▶ [Task objective]: From the material below, list every line containing "Запас".

--- start of Given data ---

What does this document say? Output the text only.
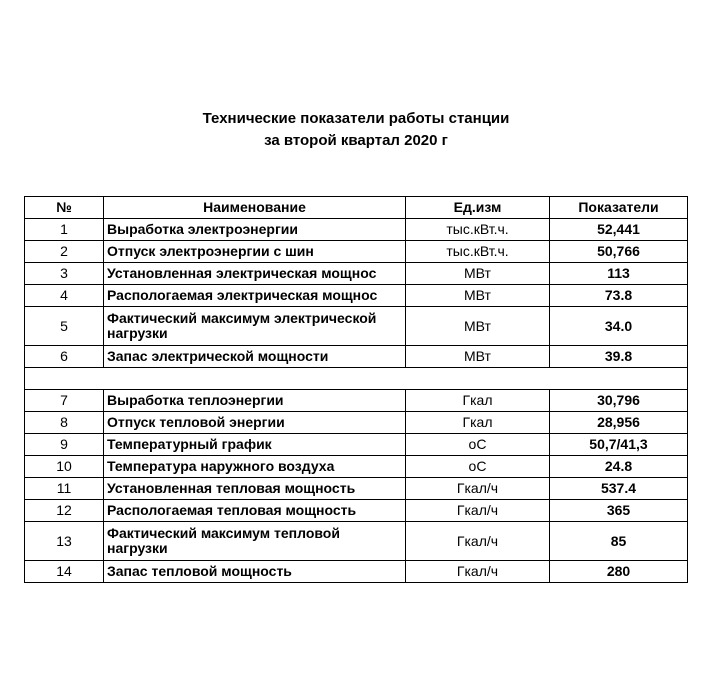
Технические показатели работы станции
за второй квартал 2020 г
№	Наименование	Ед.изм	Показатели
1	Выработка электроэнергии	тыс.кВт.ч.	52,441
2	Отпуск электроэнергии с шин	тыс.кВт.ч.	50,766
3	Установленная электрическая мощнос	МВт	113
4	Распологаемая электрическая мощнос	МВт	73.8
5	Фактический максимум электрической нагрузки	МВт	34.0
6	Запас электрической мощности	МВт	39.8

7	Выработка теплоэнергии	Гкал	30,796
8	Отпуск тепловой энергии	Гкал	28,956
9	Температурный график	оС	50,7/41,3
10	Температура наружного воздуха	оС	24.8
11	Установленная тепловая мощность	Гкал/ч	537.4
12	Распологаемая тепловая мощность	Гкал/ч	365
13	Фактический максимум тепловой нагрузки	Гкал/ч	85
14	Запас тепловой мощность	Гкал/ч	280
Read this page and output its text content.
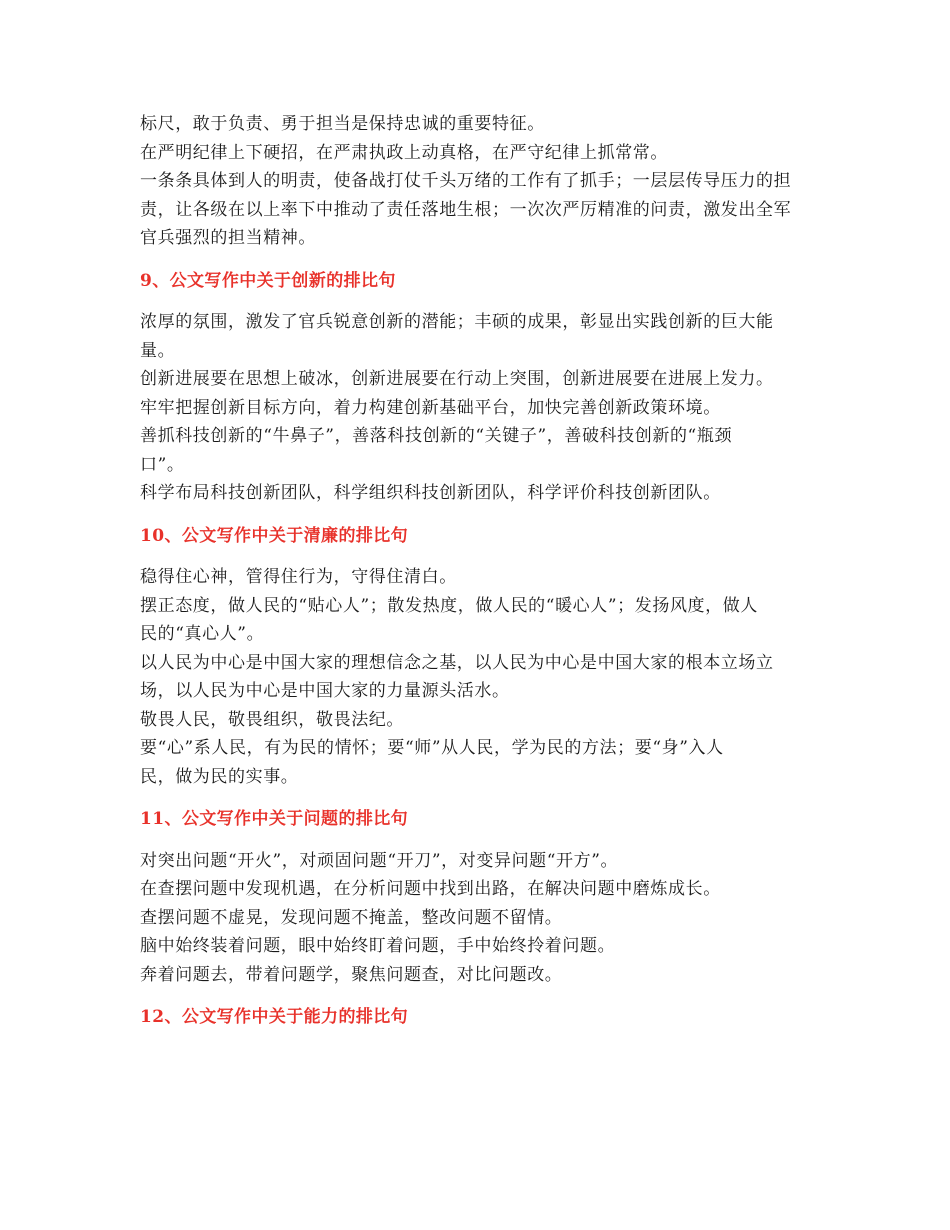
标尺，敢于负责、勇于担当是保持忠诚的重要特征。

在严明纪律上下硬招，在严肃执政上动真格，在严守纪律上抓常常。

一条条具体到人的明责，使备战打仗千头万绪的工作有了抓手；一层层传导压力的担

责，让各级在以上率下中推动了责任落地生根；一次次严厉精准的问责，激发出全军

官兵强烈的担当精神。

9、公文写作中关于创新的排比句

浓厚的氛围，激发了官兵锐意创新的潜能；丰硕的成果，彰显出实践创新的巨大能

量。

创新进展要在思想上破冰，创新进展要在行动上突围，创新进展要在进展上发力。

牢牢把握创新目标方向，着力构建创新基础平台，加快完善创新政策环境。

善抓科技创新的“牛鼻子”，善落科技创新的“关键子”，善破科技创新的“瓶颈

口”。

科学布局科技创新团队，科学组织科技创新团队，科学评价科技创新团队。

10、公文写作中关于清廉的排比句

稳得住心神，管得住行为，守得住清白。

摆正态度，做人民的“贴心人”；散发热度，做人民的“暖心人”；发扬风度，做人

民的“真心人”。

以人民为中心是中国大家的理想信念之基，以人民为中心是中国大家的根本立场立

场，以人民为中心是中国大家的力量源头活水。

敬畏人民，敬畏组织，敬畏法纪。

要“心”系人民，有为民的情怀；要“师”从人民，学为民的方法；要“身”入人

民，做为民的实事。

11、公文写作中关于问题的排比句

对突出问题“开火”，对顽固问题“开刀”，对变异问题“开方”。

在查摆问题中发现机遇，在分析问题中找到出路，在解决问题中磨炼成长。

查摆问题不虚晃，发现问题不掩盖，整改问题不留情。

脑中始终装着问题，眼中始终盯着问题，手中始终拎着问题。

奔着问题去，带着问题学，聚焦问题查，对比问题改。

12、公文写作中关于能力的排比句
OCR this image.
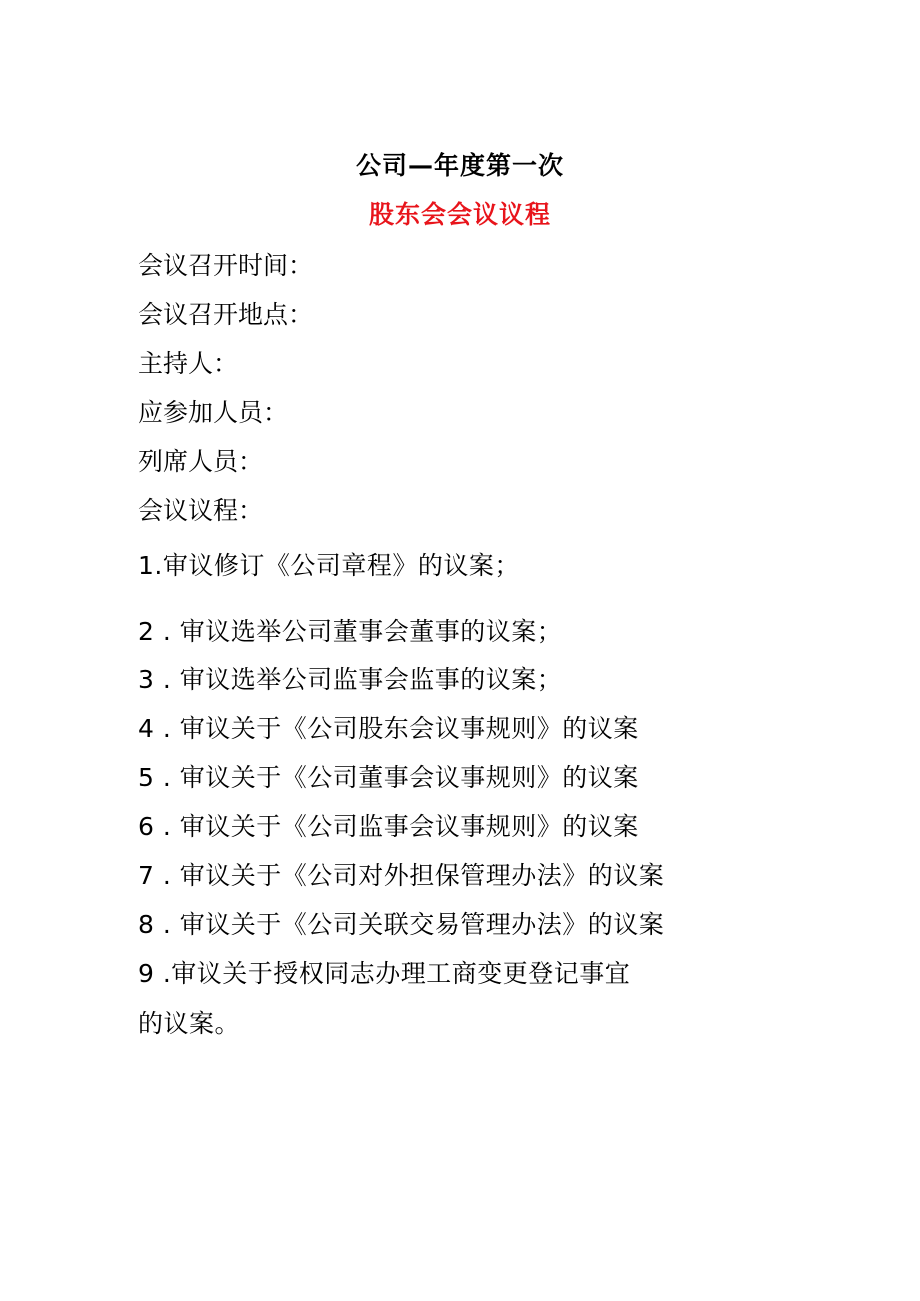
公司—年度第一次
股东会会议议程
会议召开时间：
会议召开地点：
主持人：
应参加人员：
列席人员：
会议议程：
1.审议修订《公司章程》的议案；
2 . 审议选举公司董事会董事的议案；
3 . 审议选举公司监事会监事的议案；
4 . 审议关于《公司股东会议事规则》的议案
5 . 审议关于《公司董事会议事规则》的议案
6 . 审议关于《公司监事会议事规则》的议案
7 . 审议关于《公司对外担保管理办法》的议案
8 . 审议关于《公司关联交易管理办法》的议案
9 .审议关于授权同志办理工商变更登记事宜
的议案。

--- end of Given data ---
--- start of Given data ---

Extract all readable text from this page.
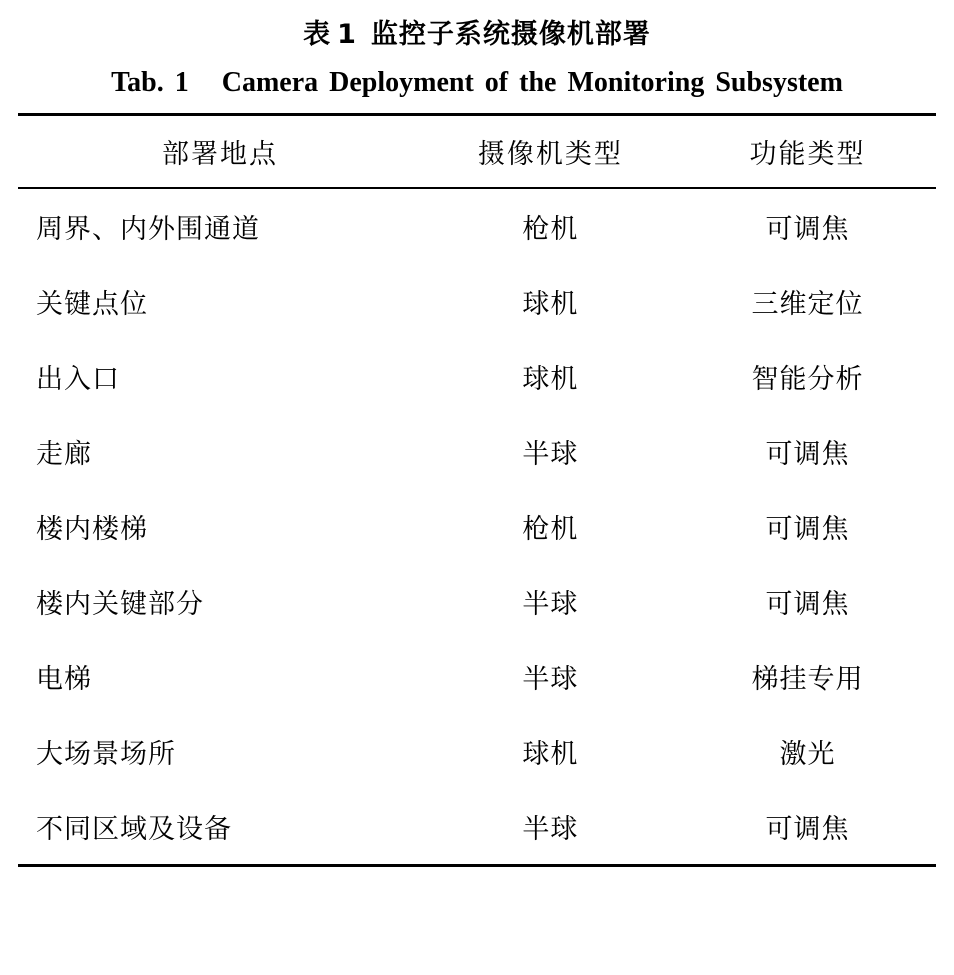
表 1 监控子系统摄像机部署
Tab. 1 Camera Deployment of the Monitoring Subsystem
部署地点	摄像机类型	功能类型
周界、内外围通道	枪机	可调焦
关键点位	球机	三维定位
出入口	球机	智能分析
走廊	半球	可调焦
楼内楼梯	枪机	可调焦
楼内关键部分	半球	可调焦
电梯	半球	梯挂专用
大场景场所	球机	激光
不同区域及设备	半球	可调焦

--- end of Given data ---

▶ [Output for this exercise]:
6	Запас электрической мощности	МВт	39.8
14	Запас тепловой мощность	Гкал/ч	280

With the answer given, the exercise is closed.